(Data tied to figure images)

'''

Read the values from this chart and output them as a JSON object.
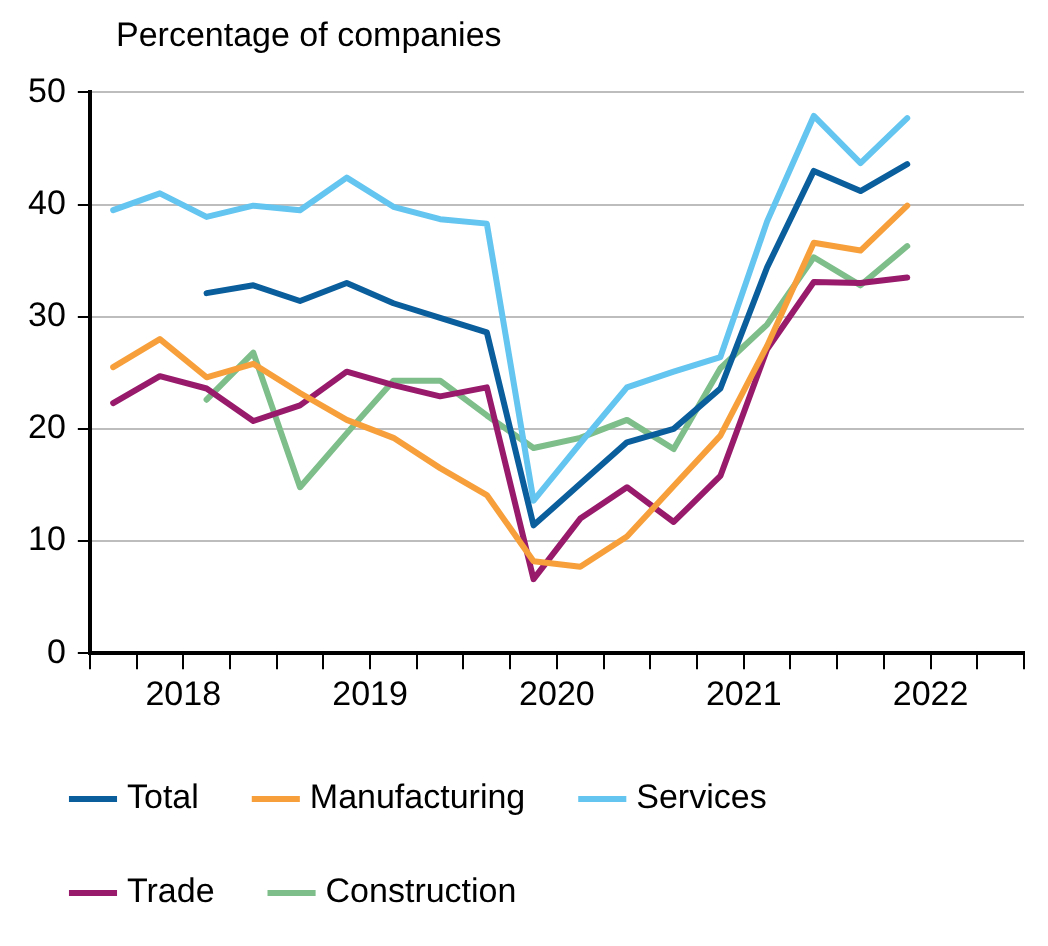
{
  "chart_data": {
    "type": "line",
    "ylabel": "Percentage of companies",
    "x": [
      2018.125,
      2018.375,
      2018.625,
      2018.875,
      2019.125,
      2019.375,
      2019.625,
      2019.875,
      2020.125,
      2020.375,
      2020.625,
      2020.875,
      2021.125,
      2021.375,
      2021.625,
      2021.875,
      2022.125,
      2022.375
    ],
    "series": [
      {
        "name": "Total",
        "color": "#0a5e9c",
        "values": [
          null,
          null,
          32.1,
          32.8,
          31.4,
          33.0,
          31.2,
          29.9,
          28.6,
          11.4,
          15.1,
          18.8,
          20.0,
          23.6,
          34.4,
          43.0,
          41.2,
          43.6
        ]
      },
      {
        "name": "Manufacturing",
        "color": "#f7a03b",
        "values": [
          25.5,
          28.0,
          24.6,
          25.8,
          23.2,
          20.8,
          19.2,
          16.5,
          14.1,
          8.2,
          7.7,
          10.4,
          14.9,
          19.4,
          27.4,
          36.6,
          35.9,
          39.9
        ]
      },
      {
        "name": "Services",
        "color": "#63c5f0",
        "values": [
          39.5,
          41.0,
          38.9,
          39.9,
          39.5,
          42.4,
          39.8,
          38.7,
          38.3,
          13.6,
          18.7,
          23.7,
          25.1,
          26.4,
          38.5,
          47.9,
          43.7,
          47.7
        ]
      },
      {
        "name": "Trade",
        "color": "#981b6b",
        "values": [
          22.3,
          24.7,
          23.6,
          20.7,
          22.1,
          25.1,
          23.9,
          22.9,
          23.7,
          6.6,
          12.0,
          14.8,
          11.7,
          15.8,
          27.1,
          33.1,
          33.0,
          33.5
        ]
      },
      {
        "name": "Construction",
        "color": "#7dbe8a",
        "values": [
          null,
          null,
          22.6,
          26.8,
          14.8,
          19.6,
          24.3,
          24.3,
          21.2,
          18.3,
          19.2,
          20.8,
          18.2,
          25.4,
          29.3,
          35.3,
          32.8,
          36.3
        ]
      }
    ],
    "xlim": [
      2018,
      2023
    ],
    "xticks": [
      {
        "value": 2018,
        "label": null
      },
      {
        "value": 2018.25,
        "label": null
      },
      {
        "value": 2018.5,
        "label": "2018"
      },
      {
        "value": 2018.75,
        "label": null
      },
      {
        "value": 2019,
        "label": null
      },
      {
        "value": 2019.25,
        "label": null
      },
      {
        "value": 2019.5,
        "label": "2019"
      },
      {
        "value": 2019.75,
        "label": null
      },
      {
        "value": 2020,
        "label": null
      },
      {
        "value": 2020.25,
        "label": null
      },
      {
        "value": 2020.5,
        "label": "2020"
      },
      {
        "value": 2020.75,
        "label": null
      },
      {
        "value": 2021,
        "label": null
      },
      {
        "value": 2021.25,
        "label": null
      },
      {
        "value": 2021.5,
        "label": "2021"
      },
      {
        "value": 2021.75,
        "label": null
      },
      {
        "value": 2022,
        "label": null
      },
      {
        "value": 2022.25,
        "label": null
      },
      {
        "value": 2022.5,
        "label": "2022"
      },
      {
        "value": 2022.75,
        "label": null
      },
      {
        "value": 2023,
        "label": null
      }
    ],
    "ylim": [
      0,
      50
    ],
    "yticks": [
      0,
      10,
      20,
      30,
      40,
      50
    ],
    "grid": "y",
    "legend": "bottom",
    "marker": "none",
    "line_style": "solid"
  }
}
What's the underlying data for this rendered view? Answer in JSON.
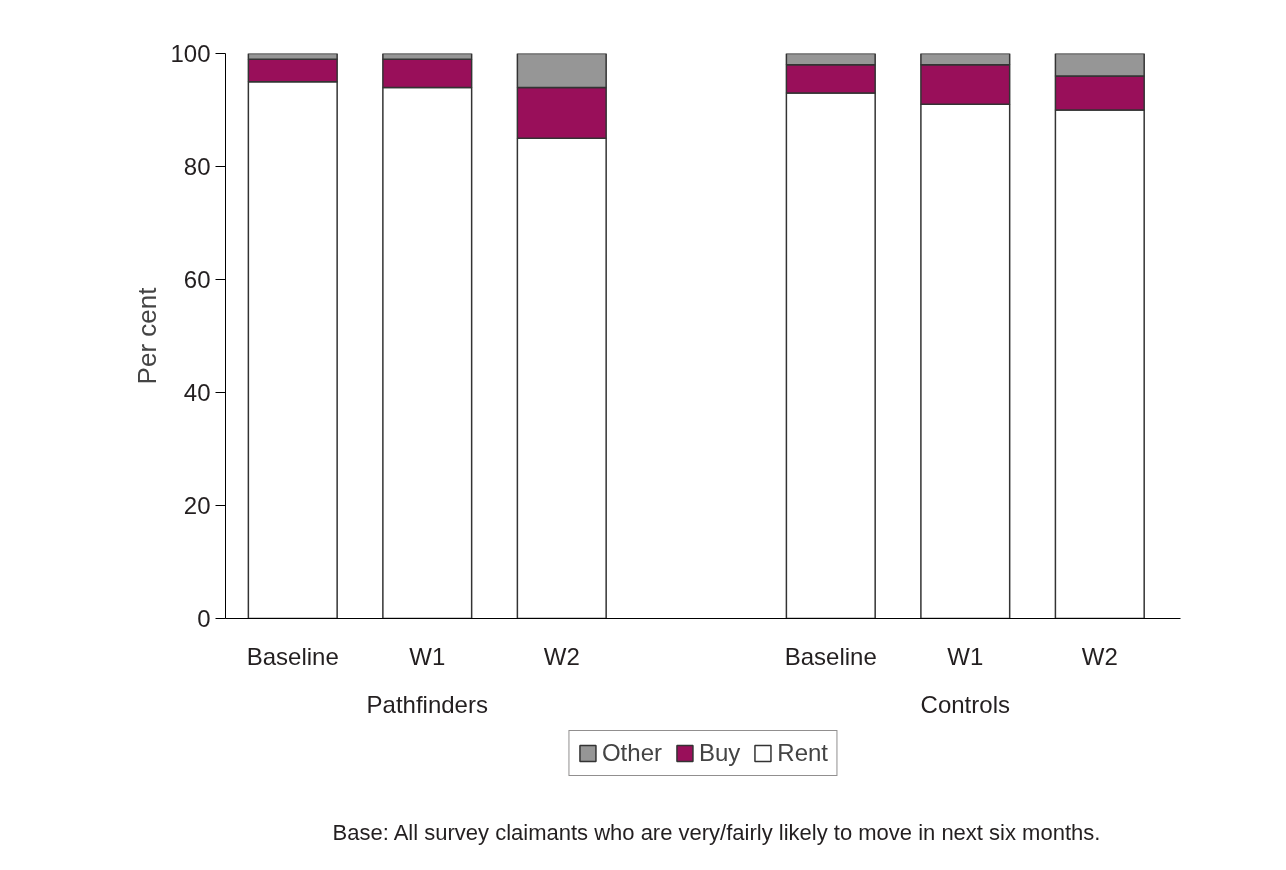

'''

— Aim of the exercise —
Identify each line containing the string "this" and copy it out.

— Task response —
Read the values from this chart and output them as a JSON object.
What's the underlying data for this rendered view? Answer in JSON.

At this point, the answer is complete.